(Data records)
★ ★ ★ ★

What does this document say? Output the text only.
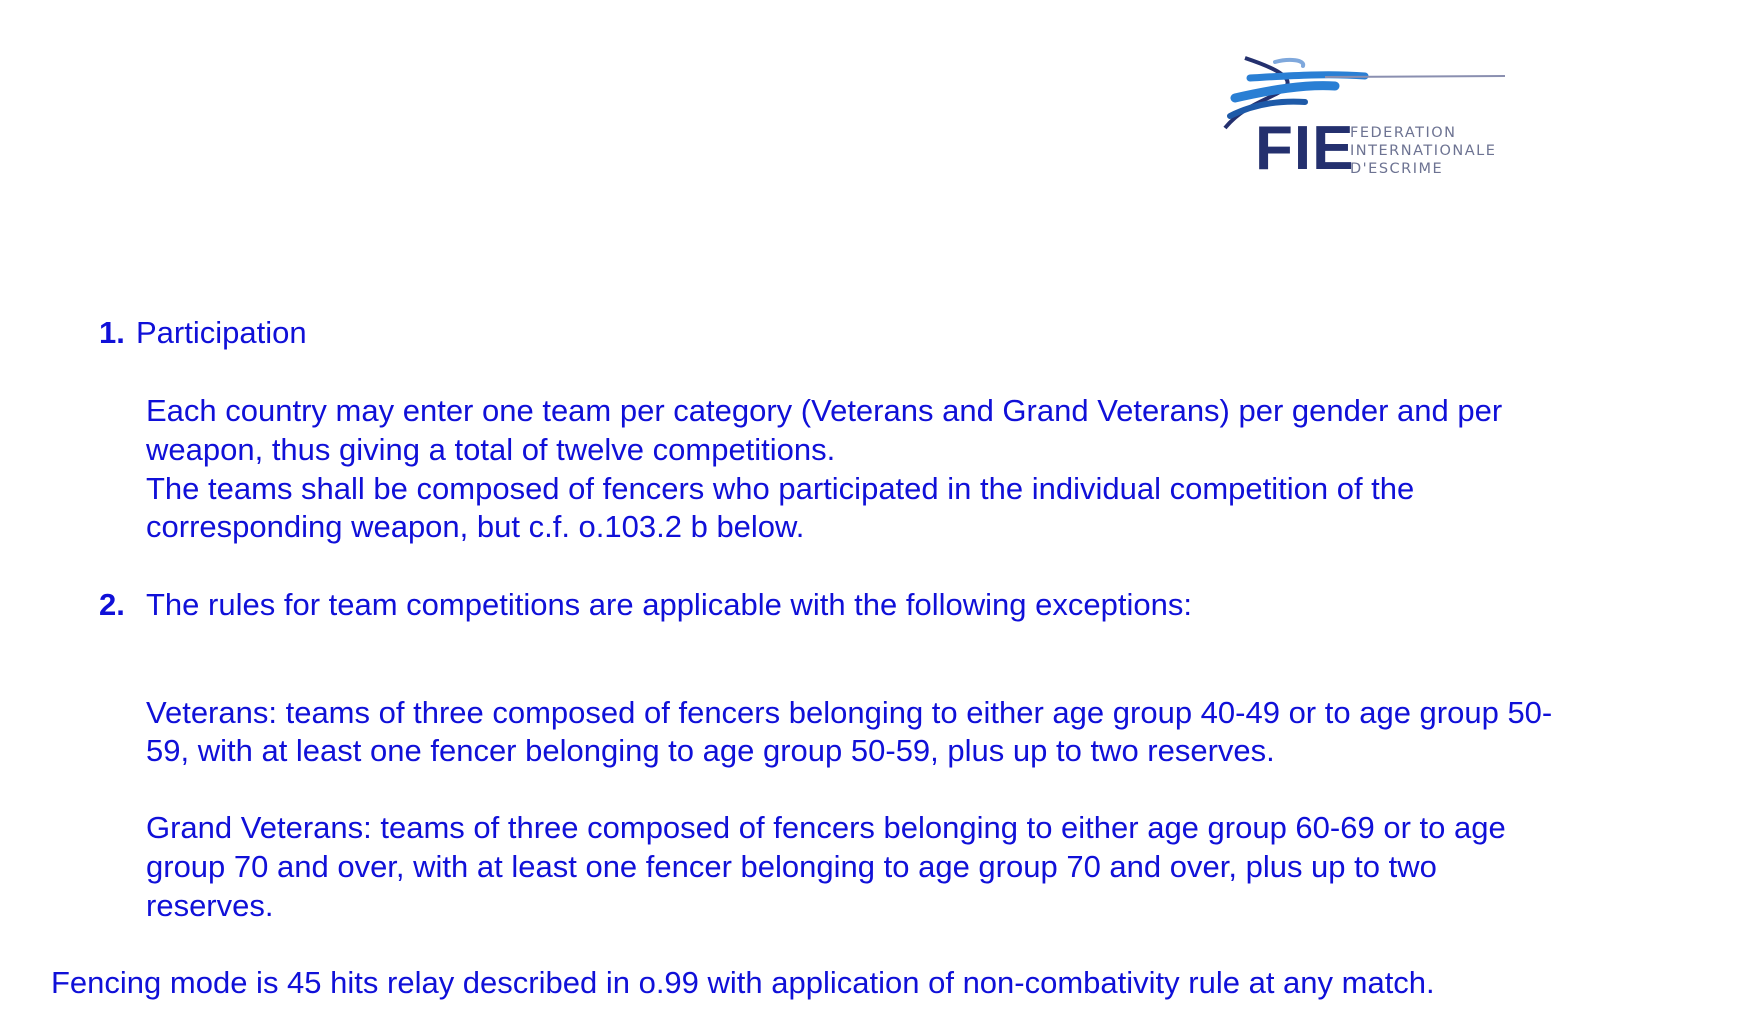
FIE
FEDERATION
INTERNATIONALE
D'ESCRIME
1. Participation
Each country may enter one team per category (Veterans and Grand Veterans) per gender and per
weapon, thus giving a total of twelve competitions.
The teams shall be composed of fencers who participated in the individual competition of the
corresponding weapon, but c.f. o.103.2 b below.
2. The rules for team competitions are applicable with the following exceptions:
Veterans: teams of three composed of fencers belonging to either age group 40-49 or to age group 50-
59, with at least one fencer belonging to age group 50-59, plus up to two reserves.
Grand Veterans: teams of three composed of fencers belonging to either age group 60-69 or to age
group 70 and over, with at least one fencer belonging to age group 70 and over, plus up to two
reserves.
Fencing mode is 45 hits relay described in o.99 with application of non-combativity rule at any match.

★ ★ ★ ★

> **Exercise goal**: Wherever a line in the data above holds "plus", copy that line.

> **Response to this exercise**:
59, with at least one fencer belonging to age group 50-59, plus up to two reserves.
group 70 and over, with at least one fencer belonging to age group 70 and over, plus up to two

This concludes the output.